Records from a collection of figures:
* * *

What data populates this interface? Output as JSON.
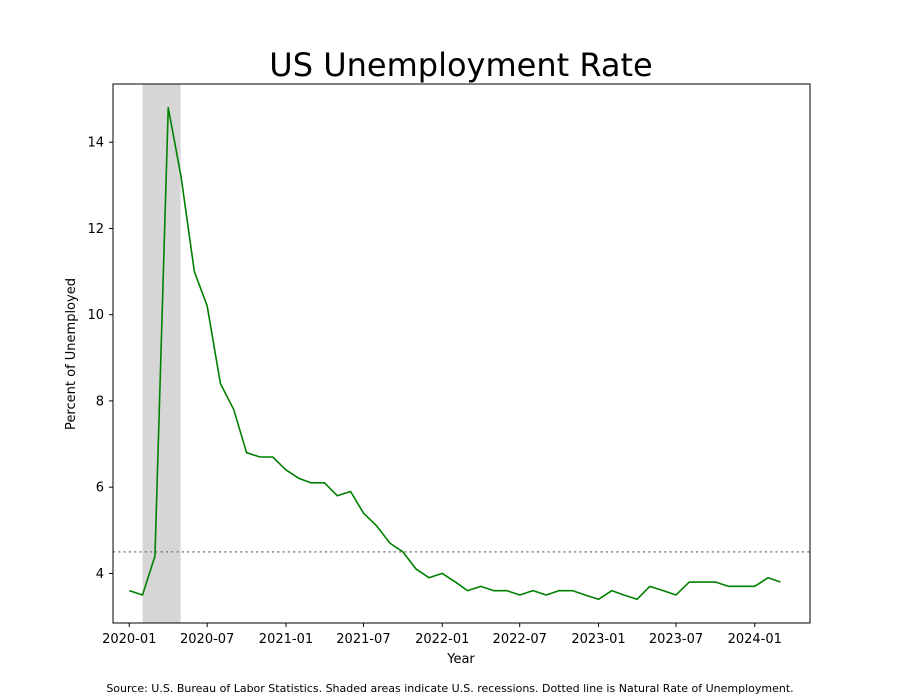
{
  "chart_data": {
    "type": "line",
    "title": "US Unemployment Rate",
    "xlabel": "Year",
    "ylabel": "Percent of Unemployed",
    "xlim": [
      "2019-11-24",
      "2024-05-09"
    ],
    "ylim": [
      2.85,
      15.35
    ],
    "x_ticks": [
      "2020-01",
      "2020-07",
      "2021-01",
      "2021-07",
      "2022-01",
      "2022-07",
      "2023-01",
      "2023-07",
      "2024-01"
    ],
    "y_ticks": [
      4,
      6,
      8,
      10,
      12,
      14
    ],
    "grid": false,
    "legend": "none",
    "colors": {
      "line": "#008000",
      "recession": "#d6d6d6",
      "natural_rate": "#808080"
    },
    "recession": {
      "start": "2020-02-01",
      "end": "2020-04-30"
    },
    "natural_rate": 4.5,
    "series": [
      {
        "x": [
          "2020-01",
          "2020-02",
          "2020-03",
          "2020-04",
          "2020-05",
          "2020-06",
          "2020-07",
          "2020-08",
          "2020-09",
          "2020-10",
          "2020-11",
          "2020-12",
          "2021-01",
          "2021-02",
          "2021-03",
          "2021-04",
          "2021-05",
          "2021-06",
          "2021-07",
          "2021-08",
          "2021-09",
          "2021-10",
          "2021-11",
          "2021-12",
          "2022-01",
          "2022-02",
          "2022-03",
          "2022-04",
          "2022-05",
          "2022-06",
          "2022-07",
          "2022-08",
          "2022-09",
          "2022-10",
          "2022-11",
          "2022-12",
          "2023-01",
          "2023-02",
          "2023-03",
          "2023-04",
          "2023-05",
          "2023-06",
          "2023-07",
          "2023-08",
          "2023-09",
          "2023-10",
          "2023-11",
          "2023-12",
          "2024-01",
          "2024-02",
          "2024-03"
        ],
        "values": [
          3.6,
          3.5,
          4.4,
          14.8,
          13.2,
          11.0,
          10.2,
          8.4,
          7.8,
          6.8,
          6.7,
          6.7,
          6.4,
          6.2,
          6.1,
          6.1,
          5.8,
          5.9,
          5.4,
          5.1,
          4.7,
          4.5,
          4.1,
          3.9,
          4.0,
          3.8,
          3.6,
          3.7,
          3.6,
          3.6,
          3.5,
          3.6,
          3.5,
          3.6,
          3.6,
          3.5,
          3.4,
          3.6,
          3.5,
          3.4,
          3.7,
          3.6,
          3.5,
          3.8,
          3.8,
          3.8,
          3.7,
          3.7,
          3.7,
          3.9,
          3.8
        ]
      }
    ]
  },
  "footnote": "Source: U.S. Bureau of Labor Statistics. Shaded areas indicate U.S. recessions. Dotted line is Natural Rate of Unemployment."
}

* * *

▶ _Stated goal_:
Every entry above should be duplicated exactly. Do not include the images.

▶ _Solution below_:
What data populates this interface? Output as JSON.
{
  "chart_data": {
    "type": "line",
    "title": "US Unemployment Rate",
    "xlabel": "Year",
    "ylabel": "Percent of Unemployed",
    "xlim": [
      "2019-11-24",
      "2024-05-09"
    ],
    "ylim": [
      2.85,
      15.35
    ],
    "x_ticks": [
      "2020-01",
      "2020-07",
      "2021-01",
      "2021-07",
      "2022-01",
      "2022-07",
      "2023-01",
      "2023-07",
      "2024-01"
    ],
    "y_ticks": [
      4,
      6,
      8,
      10,
      12,
      14
    ],
    "grid": false,
    "legend": "none",
    "colors": {
      "line": "#008000",
      "recession": "#d6d6d6",
      "natural_rate": "#808080"
    },
    "recession": {
      "start": "2020-02-01",
      "end": "2020-04-30"
    },
    "natural_rate": 4.5,
    "series": [
      {
        "x": [
          "2020-01",
          "2020-02",
          "2020-03",
          "2020-04",
          "2020-05",
          "2020-06",
          "2020-07",
          "2020-08",
          "2020-09",
          "2020-10",
          "2020-11",
          "2020-12",
          "2021-01",
          "2021-02",
          "2021-03",
          "2021-04",
          "2021-05",
          "2021-06",
          "2021-07",
          "2021-08",
          "2021-09",
          "2021-10",
          "2021-11",
          "2021-12",
          "2022-01",
          "2022-02",
          "2022-03",
          "2022-04",
          "2022-05",
          "2022-06",
          "2022-07",
          "2022-08",
          "2022-09",
          "2022-10",
          "2022-11",
          "2022-12",
          "2023-01",
          "2023-02",
          "2023-03",
          "2023-04",
          "2023-05",
          "2023-06",
          "2023-07",
          "2023-08",
          "2023-09",
          "2023-10",
          "2023-11",
          "2023-12",
          "2024-01",
          "2024-02",
          "2024-03"
        ],
        "values": [
          3.6,
          3.5,
          4.4,
          14.8,
          13.2,
          11.0,
          10.2,
          8.4,
          7.8,
          6.8,
          6.7,
          6.7,
          6.4,
          6.2,
          6.1,
          6.1,
          5.8,
          5.9,
          5.4,
          5.1,
          4.7,
          4.5,
          4.1,
          3.9,
          4.0,
          3.8,
          3.6,
          3.7,
          3.6,
          3.6,
          3.5,
          3.6,
          3.5,
          3.6,
          3.6,
          3.5,
          3.4,
          3.6,
          3.5,
          3.4,
          3.7,
          3.6,
          3.5,
          3.8,
          3.8,
          3.8,
          3.7,
          3.7,
          3.7,
          3.9,
          3.8
        ]
      }
    ]
  },
  "footnote": "Source: U.S. Bureau of Labor Statistics. Shaded areas indicate U.S. recessions. Dotted line is Natural Rate of Unemployment."
}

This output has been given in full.